▸ TASK TO COMPLETE
Collect from the data below each line with "expectoration".

▸ DATASET RECORDS

________________________________________

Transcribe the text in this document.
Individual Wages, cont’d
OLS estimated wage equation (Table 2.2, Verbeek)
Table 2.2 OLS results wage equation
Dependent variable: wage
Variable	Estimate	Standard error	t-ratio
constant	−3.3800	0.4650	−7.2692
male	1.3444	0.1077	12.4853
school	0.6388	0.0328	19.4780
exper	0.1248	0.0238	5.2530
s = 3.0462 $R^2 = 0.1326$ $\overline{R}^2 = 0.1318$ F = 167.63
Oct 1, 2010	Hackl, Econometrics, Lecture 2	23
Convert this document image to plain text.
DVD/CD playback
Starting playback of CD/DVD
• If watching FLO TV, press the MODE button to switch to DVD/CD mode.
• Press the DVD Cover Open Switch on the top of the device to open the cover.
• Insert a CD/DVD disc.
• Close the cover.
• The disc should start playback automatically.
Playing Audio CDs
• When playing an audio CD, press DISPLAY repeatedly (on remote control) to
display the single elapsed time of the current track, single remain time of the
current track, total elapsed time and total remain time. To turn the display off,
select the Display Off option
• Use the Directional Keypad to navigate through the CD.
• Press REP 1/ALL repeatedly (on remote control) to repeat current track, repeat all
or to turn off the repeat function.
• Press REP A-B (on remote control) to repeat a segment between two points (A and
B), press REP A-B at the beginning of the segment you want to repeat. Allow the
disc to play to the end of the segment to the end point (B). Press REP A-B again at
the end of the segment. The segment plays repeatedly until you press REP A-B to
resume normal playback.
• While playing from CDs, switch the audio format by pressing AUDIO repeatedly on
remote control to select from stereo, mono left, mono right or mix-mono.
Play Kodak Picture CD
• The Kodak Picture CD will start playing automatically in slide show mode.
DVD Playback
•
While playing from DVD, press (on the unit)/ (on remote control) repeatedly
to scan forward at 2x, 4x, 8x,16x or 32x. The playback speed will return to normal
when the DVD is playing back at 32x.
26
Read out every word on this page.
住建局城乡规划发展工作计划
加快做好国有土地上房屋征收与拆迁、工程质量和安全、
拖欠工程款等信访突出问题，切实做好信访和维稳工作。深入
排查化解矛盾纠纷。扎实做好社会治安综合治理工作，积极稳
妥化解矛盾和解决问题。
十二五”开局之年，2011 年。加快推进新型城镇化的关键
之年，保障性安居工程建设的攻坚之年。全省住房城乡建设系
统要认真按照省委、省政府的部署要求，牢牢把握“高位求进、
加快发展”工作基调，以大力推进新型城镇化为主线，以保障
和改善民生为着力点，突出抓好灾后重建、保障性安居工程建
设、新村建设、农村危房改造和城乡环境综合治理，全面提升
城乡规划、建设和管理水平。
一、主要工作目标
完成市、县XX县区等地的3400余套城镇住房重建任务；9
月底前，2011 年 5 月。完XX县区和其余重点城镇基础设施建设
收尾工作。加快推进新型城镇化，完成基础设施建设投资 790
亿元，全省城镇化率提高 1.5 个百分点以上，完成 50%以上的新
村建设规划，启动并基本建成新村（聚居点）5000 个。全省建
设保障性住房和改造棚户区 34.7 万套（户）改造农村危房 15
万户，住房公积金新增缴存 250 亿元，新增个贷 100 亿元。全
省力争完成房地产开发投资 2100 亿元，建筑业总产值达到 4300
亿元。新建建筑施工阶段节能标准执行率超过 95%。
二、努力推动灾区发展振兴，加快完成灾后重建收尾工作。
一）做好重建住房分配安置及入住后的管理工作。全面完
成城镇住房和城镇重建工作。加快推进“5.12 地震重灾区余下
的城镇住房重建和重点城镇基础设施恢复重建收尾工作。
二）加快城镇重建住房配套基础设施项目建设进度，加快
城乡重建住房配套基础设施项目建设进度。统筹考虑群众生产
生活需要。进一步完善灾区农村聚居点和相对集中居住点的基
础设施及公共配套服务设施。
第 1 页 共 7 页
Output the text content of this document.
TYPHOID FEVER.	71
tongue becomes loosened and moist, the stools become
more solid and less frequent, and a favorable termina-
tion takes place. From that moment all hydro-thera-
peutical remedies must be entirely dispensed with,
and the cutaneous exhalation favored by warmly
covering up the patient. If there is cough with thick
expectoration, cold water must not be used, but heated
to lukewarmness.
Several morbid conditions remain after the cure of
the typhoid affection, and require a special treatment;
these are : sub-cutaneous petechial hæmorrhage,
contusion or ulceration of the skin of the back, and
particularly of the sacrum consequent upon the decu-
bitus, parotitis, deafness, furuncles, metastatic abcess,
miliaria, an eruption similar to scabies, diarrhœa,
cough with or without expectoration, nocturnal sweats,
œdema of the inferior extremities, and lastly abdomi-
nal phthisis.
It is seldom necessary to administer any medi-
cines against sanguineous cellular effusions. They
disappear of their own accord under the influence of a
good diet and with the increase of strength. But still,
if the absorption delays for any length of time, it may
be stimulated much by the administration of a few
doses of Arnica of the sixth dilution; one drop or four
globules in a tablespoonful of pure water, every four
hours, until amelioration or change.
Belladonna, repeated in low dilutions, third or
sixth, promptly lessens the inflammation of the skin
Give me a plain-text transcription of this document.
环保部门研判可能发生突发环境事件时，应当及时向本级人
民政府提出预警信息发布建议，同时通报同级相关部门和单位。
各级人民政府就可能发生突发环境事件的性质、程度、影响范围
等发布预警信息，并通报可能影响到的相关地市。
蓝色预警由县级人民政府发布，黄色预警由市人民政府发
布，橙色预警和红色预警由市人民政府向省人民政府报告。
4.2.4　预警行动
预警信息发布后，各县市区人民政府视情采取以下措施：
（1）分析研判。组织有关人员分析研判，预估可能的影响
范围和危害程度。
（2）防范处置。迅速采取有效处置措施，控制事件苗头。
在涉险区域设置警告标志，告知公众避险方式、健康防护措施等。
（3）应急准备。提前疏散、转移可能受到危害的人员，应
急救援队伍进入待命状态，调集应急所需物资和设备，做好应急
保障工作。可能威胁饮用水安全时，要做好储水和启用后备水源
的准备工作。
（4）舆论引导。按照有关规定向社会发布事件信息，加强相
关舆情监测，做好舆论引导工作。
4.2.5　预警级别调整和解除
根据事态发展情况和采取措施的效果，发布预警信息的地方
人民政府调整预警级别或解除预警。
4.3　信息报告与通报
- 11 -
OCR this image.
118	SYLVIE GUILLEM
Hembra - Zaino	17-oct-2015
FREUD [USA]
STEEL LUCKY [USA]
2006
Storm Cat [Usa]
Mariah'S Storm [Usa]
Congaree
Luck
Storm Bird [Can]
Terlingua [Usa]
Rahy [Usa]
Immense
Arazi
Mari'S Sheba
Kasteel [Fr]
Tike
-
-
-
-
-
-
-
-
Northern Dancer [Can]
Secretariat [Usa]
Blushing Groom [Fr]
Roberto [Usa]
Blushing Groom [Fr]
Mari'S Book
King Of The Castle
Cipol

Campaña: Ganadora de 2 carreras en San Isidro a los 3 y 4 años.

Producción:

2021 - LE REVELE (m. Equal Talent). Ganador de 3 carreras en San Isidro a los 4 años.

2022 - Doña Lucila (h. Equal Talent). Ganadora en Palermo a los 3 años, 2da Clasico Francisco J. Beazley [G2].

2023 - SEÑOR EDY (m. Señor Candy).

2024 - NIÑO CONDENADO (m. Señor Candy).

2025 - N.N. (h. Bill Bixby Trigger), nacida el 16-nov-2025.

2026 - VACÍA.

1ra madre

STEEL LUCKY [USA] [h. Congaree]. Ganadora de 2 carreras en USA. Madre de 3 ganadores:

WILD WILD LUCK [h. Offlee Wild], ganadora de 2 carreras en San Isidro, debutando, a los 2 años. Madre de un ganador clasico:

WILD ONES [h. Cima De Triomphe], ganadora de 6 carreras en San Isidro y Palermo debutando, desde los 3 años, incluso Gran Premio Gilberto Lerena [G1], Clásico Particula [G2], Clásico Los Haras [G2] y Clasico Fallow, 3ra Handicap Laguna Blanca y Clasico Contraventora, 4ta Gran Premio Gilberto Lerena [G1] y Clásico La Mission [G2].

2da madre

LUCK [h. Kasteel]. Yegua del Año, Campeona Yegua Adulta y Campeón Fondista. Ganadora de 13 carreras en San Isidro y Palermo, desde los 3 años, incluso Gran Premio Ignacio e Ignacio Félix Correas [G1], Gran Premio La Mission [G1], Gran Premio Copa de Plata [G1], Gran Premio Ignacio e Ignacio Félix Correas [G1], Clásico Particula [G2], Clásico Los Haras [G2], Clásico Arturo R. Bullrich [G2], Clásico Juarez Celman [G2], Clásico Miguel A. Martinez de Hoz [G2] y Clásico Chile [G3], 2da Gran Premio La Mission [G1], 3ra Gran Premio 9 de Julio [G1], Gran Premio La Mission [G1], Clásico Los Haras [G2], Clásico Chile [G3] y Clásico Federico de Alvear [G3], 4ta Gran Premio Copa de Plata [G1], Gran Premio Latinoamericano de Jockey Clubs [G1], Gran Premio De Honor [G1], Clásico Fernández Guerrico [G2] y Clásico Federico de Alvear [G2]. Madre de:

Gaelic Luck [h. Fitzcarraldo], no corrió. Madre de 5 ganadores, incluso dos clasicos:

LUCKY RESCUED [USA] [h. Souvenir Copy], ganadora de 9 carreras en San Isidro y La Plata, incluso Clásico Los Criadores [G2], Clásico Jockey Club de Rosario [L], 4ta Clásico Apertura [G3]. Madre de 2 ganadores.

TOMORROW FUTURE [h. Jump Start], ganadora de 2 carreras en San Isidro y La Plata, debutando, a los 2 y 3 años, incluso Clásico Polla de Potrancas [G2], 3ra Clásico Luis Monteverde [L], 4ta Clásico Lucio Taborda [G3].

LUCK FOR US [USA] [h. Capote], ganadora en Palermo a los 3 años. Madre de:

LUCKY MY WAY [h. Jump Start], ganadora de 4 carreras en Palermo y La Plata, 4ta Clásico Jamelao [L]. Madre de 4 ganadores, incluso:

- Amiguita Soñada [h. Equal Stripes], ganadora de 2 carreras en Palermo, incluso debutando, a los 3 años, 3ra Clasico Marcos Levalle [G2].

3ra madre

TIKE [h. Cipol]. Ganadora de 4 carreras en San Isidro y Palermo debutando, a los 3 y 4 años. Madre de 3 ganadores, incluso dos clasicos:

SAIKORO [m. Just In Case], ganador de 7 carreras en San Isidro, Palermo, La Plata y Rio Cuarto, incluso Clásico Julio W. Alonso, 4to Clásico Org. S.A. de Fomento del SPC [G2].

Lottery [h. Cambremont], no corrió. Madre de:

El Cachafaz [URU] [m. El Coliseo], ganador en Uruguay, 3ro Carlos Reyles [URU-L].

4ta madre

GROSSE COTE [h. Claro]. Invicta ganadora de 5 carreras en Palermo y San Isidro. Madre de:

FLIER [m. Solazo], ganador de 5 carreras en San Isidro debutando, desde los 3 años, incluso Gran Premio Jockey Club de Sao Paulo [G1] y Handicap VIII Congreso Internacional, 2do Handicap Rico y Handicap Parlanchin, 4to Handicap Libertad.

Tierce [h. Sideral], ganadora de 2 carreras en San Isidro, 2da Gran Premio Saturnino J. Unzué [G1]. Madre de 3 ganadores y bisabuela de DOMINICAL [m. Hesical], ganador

________________________________________

▸ EXERCISE RESPONSE
expectoration, cold water must not be used, but heated
cough with or without expectoration, nocturnal sweats,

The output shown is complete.